-- Begin Dataset extract --

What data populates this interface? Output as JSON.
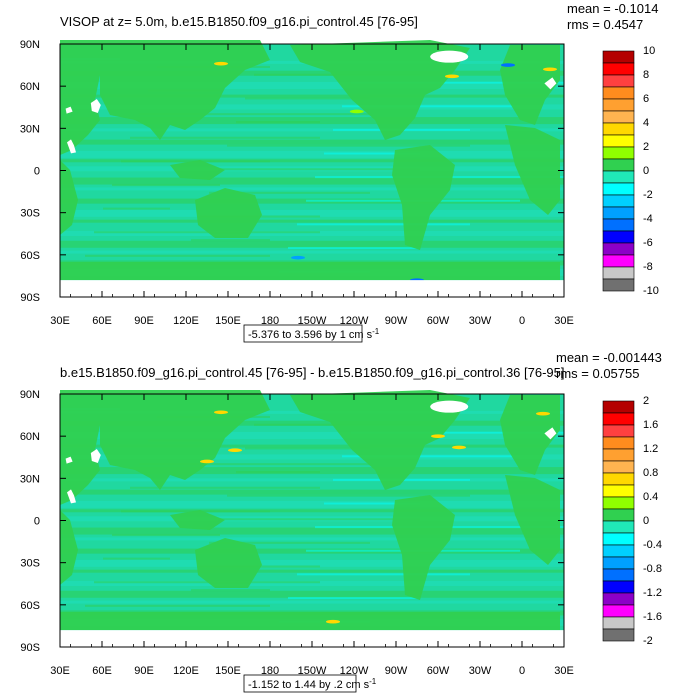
{
  "colors": {
    "ocean_base": "#20d8a0",
    "land": "#30d050",
    "land_mask": "#ffffff",
    "frame": "#000000"
  },
  "chart_data": [
    {
      "type": "heatmap",
      "title": "VISOP at z=   5.0m, b.e15.B1850.f09_g16.pi_control.45 [76-95]",
      "stats": {
        "mean": "mean = -0.1014",
        "rms": "rms = 0.4547"
      },
      "range_note": "-5.376 to 3.596 by 1 cm s",
      "range_sup": "-1",
      "xticks": [
        "30E",
        "60E",
        "90E",
        "120E",
        "150E",
        "180",
        "150W",
        "120W",
        "90W",
        "60W",
        "30W",
        "0",
        "30E"
      ],
      "yticks": [
        "90N",
        "60N",
        "30N",
        "0",
        "30S",
        "60S",
        "90S"
      ],
      "colorbar": {
        "labels": [
          "10",
          "8",
          "6",
          "4",
          "2",
          "0",
          "-2",
          "-4",
          "-6",
          "-8",
          "-10"
        ],
        "colors": [
          "#b40000",
          "#ff0000",
          "#ff4040",
          "#ff8c1e",
          "#ffa030",
          "#ffb450",
          "#ffd800",
          "#ffff00",
          "#90ff00",
          "#30d050",
          "#20e8b8",
          "#00ffff",
          "#00d0ff",
          "#00a0ff",
          "#0070ff",
          "#0000ff",
          "#8c00c8",
          "#ff00ff",
          "#c8c8c8",
          "#707070"
        ]
      },
      "spots": [
        {
          "lon": 115,
          "lat": 76,
          "color": "#ffd800"
        },
        {
          "lon": 212,
          "lat": 42,
          "color": "#90ff00"
        },
        {
          "lon": 280,
          "lat": 67,
          "color": "#ffd800"
        },
        {
          "lon": 350,
          "lat": 72,
          "color": "#ffd800"
        },
        {
          "lon": 170,
          "lat": -62,
          "color": "#00a0ff"
        },
        {
          "lon": 255,
          "lat": -78,
          "color": "#0070ff"
        },
        {
          "lon": 320,
          "lat": 75,
          "color": "#0070ff"
        }
      ]
    },
    {
      "type": "heatmap",
      "title": "b.e15.B1850.f09_g16.pi_control.45 [76-95] - b.e15.B1850.f09_g16.pi_control.36 [76-95]",
      "stats": {
        "mean": "mean = -0.001443",
        "rms": "rms = 0.05755"
      },
      "range_note": "-1.152 to 1.44 by .2 cm s",
      "range_sup": "-1",
      "xticks": [
        "30E",
        "60E",
        "90E",
        "120E",
        "150E",
        "180",
        "150W",
        "120W",
        "90W",
        "60W",
        "30W",
        "0",
        "30E"
      ],
      "yticks": [
        "90N",
        "60N",
        "30N",
        "0",
        "30S",
        "60S",
        "90S"
      ],
      "colorbar": {
        "labels": [
          "2",
          "1.6",
          "1.2",
          "0.8",
          "0.4",
          "0",
          "-0.4",
          "-0.8",
          "-1.2",
          "-1.6",
          "-2"
        ],
        "colors": [
          "#b40000",
          "#ff0000",
          "#ff4040",
          "#ff8c1e",
          "#ffa030",
          "#ffb450",
          "#ffd800",
          "#ffff00",
          "#90ff00",
          "#30d050",
          "#20e8b8",
          "#00ffff",
          "#00d0ff",
          "#00a0ff",
          "#0070ff",
          "#0000ff",
          "#8c00c8",
          "#ff00ff",
          "#c8c8c8",
          "#707070"
        ]
      },
      "spots": [
        {
          "lon": 115,
          "lat": 77,
          "color": "#ffd800"
        },
        {
          "lon": 105,
          "lat": 42,
          "color": "#ffd800"
        },
        {
          "lon": 270,
          "lat": 60,
          "color": "#ffd800"
        },
        {
          "lon": 285,
          "lat": 52,
          "color": "#ffd800"
        },
        {
          "lon": 345,
          "lat": 76,
          "color": "#ffd800"
        },
        {
          "lon": 125,
          "lat": 50,
          "color": "#ffd800"
        },
        {
          "lon": 195,
          "lat": -72,
          "color": "#ffd800"
        },
        {
          "lon": 300,
          "lat": -82,
          "color": "#ff8c1e"
        }
      ]
    }
  ]
}
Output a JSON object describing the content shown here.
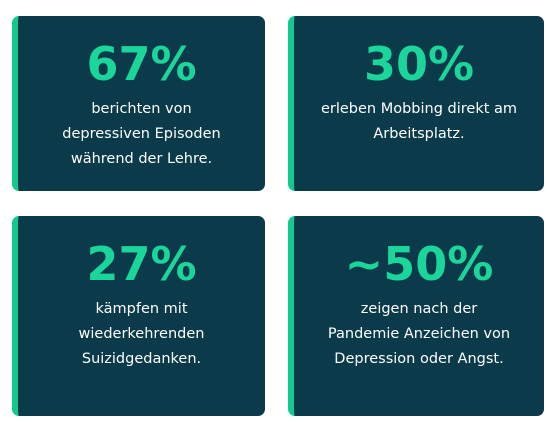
{
  "cards": [
    {
      "stat": "67%",
      "text": "berichten von depressiven Episoden während der Lehre."
    },
    {
      "stat": "30%",
      "text": "erleben Mobbing direkt am Arbeitsplatz."
    },
    {
      "stat": "27%",
      "text": "kämpfen mit wiederkehrenden Suizidgedanken."
    },
    {
      "stat": "~50%",
      "text": "zeigen nach der Pandemie Anzeichen von Depression oder Angst."
    }
  ],
  "colors": {
    "card_background": "#0b3a4a",
    "accent": "#1ad69a",
    "text": "#ffffff"
  }
}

-- End Dataset extract --

Stated goal => From the data above, copy out every line with the string "Output" in it.

Answer to this task =>
What data populates this interface? Output as JSON.
Output a JSON object describing the content shown here.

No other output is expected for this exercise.